**What you are asked to do**
Copy out each line of the listing that has the word "Святий" in it.

..........

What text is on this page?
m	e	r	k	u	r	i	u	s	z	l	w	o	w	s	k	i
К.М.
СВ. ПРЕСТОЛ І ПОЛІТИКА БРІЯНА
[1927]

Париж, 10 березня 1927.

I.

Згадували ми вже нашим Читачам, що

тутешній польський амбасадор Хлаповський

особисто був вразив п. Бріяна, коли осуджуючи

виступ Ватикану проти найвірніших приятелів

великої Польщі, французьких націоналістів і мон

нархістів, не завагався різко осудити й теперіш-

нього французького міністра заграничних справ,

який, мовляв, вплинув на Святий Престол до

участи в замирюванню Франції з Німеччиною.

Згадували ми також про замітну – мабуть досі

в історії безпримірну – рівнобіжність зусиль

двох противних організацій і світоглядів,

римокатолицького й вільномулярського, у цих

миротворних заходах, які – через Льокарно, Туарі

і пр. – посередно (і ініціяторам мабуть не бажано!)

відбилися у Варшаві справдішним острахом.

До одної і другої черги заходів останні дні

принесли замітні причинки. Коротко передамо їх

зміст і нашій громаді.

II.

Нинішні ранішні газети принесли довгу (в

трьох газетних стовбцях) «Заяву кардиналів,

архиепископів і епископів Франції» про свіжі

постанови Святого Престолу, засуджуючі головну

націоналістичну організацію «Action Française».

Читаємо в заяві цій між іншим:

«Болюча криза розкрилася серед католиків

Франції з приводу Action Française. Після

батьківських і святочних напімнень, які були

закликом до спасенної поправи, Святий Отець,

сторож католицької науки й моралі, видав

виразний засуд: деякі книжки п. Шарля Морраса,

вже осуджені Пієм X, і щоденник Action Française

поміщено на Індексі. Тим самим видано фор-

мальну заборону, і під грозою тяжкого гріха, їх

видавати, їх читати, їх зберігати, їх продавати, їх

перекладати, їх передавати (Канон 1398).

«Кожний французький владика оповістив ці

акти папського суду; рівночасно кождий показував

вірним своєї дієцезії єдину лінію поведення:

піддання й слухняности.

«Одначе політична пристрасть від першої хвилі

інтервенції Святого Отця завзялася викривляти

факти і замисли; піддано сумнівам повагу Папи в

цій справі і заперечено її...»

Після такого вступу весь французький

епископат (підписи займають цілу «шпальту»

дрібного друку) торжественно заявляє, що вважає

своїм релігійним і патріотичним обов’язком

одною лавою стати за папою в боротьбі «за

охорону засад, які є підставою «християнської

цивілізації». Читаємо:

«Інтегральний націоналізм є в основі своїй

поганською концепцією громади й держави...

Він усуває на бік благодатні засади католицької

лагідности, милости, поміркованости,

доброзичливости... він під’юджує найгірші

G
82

..........

**Answer to the exercise**
який, мовляв, вплинув на Святий Престол до
закликом до спасенної поправи, Святий Отець,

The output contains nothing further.